#### Box coordinate listings:
==========
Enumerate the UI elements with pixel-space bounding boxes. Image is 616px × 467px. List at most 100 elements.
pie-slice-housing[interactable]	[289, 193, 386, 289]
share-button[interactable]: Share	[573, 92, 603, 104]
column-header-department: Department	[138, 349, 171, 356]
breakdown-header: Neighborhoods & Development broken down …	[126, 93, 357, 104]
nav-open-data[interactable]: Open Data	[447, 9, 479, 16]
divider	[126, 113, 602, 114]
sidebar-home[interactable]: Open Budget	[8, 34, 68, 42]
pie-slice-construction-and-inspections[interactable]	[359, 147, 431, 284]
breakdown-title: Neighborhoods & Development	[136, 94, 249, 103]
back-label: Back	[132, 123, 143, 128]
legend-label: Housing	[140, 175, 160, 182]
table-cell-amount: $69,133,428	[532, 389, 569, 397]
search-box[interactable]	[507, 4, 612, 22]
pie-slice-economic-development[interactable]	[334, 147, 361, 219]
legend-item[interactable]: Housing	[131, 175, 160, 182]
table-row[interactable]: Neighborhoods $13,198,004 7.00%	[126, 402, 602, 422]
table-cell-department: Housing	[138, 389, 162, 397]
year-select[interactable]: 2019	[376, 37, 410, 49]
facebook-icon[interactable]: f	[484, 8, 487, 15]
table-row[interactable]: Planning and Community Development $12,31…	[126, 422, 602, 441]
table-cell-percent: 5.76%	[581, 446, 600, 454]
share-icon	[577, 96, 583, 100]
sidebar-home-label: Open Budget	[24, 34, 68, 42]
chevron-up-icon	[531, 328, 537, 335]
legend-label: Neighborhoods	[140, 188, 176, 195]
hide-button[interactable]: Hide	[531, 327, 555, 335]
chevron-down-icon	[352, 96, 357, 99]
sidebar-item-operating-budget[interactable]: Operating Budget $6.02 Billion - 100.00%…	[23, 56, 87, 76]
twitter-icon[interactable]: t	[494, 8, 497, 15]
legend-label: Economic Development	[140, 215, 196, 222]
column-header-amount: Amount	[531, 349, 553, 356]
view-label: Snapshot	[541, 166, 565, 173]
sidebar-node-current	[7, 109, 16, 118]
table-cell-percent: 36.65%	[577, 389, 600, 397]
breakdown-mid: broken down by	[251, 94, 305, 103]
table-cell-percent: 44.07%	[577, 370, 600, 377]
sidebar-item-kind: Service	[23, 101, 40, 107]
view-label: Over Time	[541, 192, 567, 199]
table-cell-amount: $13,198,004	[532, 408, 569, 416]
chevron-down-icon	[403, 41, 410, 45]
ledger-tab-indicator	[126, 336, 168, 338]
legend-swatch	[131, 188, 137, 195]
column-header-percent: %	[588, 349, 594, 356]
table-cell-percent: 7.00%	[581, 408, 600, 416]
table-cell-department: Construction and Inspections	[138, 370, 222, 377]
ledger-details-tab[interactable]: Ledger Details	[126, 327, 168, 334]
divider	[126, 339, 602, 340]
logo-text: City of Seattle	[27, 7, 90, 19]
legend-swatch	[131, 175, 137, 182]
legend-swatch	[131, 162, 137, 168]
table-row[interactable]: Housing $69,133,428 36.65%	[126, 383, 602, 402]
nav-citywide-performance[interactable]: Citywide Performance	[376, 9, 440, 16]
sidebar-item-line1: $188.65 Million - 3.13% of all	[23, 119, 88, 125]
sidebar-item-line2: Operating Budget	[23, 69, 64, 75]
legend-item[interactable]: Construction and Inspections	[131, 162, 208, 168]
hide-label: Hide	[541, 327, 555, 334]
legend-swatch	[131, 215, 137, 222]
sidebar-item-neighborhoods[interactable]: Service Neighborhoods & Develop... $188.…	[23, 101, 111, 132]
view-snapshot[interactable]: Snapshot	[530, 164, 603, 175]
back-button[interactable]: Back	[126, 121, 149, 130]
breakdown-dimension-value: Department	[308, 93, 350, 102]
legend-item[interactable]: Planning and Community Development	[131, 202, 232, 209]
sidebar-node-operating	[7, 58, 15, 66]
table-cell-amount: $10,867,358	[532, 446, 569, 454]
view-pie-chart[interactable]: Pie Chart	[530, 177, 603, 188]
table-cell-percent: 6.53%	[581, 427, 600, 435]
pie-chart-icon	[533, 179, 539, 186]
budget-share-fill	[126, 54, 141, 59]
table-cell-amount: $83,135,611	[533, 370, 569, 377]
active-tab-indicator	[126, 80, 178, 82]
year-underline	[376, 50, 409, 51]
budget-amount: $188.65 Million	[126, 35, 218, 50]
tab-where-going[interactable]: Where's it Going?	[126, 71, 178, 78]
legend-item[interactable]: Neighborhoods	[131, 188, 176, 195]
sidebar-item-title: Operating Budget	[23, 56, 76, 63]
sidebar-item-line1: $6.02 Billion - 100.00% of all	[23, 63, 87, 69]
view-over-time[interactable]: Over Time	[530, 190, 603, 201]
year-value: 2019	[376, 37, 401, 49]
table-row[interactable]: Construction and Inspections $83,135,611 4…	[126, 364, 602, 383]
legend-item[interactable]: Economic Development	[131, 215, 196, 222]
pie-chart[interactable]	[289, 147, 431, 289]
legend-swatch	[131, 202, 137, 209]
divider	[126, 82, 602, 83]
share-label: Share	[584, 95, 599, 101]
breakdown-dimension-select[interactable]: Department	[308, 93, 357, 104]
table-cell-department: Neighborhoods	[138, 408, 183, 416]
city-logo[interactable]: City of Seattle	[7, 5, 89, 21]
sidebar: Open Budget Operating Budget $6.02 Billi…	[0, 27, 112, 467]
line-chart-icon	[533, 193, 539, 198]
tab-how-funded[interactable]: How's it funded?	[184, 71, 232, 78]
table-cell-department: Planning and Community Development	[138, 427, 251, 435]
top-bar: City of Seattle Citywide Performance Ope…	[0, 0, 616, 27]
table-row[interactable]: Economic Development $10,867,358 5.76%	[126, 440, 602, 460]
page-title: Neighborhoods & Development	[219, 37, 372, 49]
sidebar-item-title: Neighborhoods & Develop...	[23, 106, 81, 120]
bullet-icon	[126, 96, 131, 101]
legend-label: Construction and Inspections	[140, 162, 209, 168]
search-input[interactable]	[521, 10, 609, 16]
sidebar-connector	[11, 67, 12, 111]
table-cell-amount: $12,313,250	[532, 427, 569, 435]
==========
#### WHAT YOU HAVE TO DO:
Reproduce the listing above line for line, with no changes.

#### THE REPLY:
Enumerate the UI elements with pixel-space bounding boxes. Image is 616px × 467px. List at most 100 elements.
pie-slice-housing[interactable]	[289, 193, 386, 289]
share-button[interactable]: Share	[573, 92, 603, 104]
column-header-department: Department	[138, 349, 171, 356]
breakdown-header: Neighborhoods & Development broken down …	[126, 93, 357, 104]
nav-open-data[interactable]: Open Data	[447, 9, 479, 16]
divider	[126, 113, 602, 114]
sidebar-home[interactable]: Open Budget	[8, 34, 68, 42]
pie-slice-construction-and-inspections[interactable]	[359, 147, 431, 284]
breakdown-title: Neighborhoods & Development	[136, 94, 249, 103]
back-label: Back	[132, 123, 143, 128]
legend-label: Housing	[140, 175, 160, 182]
table-cell-amount: $69,133,428	[532, 389, 569, 397]
search-box[interactable]	[507, 4, 612, 22]
pie-slice-economic-development[interactable]	[334, 147, 361, 219]
legend-item[interactable]: Housing	[131, 175, 160, 182]
table-row[interactable]: Neighborhoods $13,198,004 7.00%	[126, 402, 602, 422]
table-cell-department: Housing	[138, 389, 162, 397]
year-select[interactable]: 2019	[376, 37, 410, 49]
facebook-icon[interactable]: f	[484, 8, 487, 15]
table-row[interactable]: Planning and Community Development $12,31…	[126, 422, 602, 441]
table-cell-percent: 5.76%	[581, 446, 600, 454]
share-icon	[577, 96, 583, 100]
sidebar-home-label: Open Budget	[24, 34, 68, 42]
chevron-up-icon	[531, 328, 537, 335]
legend-label: Neighborhoods	[140, 188, 176, 195]
hide-button[interactable]: Hide	[531, 327, 555, 335]
chevron-down-icon	[352, 96, 357, 99]
sidebar-item-operating-budget[interactable]: Operating Budget $6.02 Billion - 100.00%…	[23, 56, 87, 76]
twitter-icon[interactable]: t	[494, 8, 497, 15]
legend-label: Economic Development	[140, 215, 196, 222]
column-header-amount: Amount	[531, 349, 553, 356]
view-label: Snapshot	[541, 166, 565, 173]
sidebar-node-current	[7, 109, 16, 118]
table-cell-percent: 36.65%	[577, 389, 600, 397]
breakdown-mid: broken down by	[251, 94, 305, 103]
table-cell-percent: 44.07%	[577, 370, 600, 377]
sidebar-item-kind: Service	[23, 101, 40, 107]
view-label: Over Time	[541, 192, 567, 199]
table-cell-amount: $13,198,004	[532, 408, 569, 416]
chevron-down-icon	[403, 41, 410, 45]
ledger-tab-indicator	[126, 336, 168, 338]
legend-swatch	[131, 188, 137, 195]
column-header-percent: %	[588, 349, 594, 356]
table-cell-percent: 7.00%	[581, 408, 600, 416]
table-cell-department: Construction and Inspections	[138, 370, 222, 377]
ledger-details-tab[interactable]: Ledger Details	[126, 327, 168, 334]
divider	[126, 339, 602, 340]
logo-text: City of Seattle	[27, 7, 90, 19]
legend-swatch	[131, 175, 137, 182]
legend-swatch	[131, 162, 137, 168]
table-row[interactable]: Housing $69,133,428 36.65%	[126, 383, 602, 402]
nav-citywide-performance[interactable]: Citywide Performance	[376, 9, 440, 16]
sidebar-item-line1: $188.65 Million - 3.13% of all	[23, 119, 88, 125]
sidebar-item-line2: Operating Budget	[23, 69, 64, 75]
legend-item[interactable]: Construction and Inspections	[131, 162, 208, 168]
hide-label: Hide	[541, 327, 555, 334]
legend-swatch	[131, 215, 137, 222]
sidebar-item-neighborhoods[interactable]: Service Neighborhoods & Develop... $188.…	[23, 101, 111, 132]
view-snapshot[interactable]: Snapshot	[530, 164, 603, 175]
back-button[interactable]: Back	[126, 121, 149, 130]
breakdown-dimension-value: Department	[308, 93, 350, 102]
legend-item[interactable]: Planning and Community Development	[131, 202, 232, 209]
sidebar-node-operating	[7, 58, 15, 66]
table-cell-amount: $10,867,358	[532, 446, 569, 454]
view-pie-chart[interactable]: Pie Chart	[530, 177, 603, 188]
table-cell-percent: 6.53%	[581, 427, 600, 435]
pie-chart-icon	[533, 179, 539, 186]
budget-share-fill	[126, 54, 141, 59]
table-cell-amount: $83,135,611	[533, 370, 569, 377]
active-tab-indicator	[126, 80, 178, 82]
year-underline	[376, 50, 409, 51]
budget-amount: $188.65 Million	[126, 35, 218, 50]
tab-where-going[interactable]: Where's it Going?	[126, 71, 178, 78]
legend-item[interactable]: Neighborhoods	[131, 188, 176, 195]
sidebar-item-title: Operating Budget	[23, 56, 76, 63]
sidebar-item-line1: $6.02 Billion - 100.00% of all	[23, 63, 87, 69]
view-over-time[interactable]: Over Time	[530, 190, 603, 201]
year-value: 2019	[376, 37, 401, 49]
table-row[interactable]: Construction and Inspections $83,135,611 4…	[126, 364, 602, 383]
legend-item[interactable]: Economic Development	[131, 215, 196, 222]
pie-chart[interactable]	[289, 147, 431, 289]
legend-swatch	[131, 202, 137, 209]
divider	[126, 82, 602, 83]
share-label: Share	[584, 95, 599, 101]
breakdown-dimension-select[interactable]: Department	[308, 93, 357, 104]
table-cell-department: Neighborhoods	[138, 408, 183, 416]
city-logo[interactable]: City of Seattle	[7, 5, 89, 21]
sidebar: Open Budget Operating Budget $6.02 Billi…	[0, 27, 112, 467]
line-chart-icon	[533, 193, 539, 198]
tab-how-funded[interactable]: How's it funded?	[184, 71, 232, 78]
table-cell-department: Planning and Community Development	[138, 427, 251, 435]
top-bar: City of Seattle Citywide Performance Ope…	[0, 0, 616, 27]
table-row[interactable]: Economic Development $10,867,358 5.76%	[126, 440, 602, 460]
page-title: Neighborhoods & Development	[219, 37, 372, 49]
sidebar-item-title: Neighborhoods & Develop...	[23, 106, 81, 120]
bullet-icon	[126, 96, 131, 101]
legend-label: Construction and Inspections	[140, 162, 209, 168]
search-input[interactable]	[521, 10, 609, 16]
sidebar-connector	[11, 67, 12, 111]
table-cell-amount: $12,313,250	[532, 427, 569, 435]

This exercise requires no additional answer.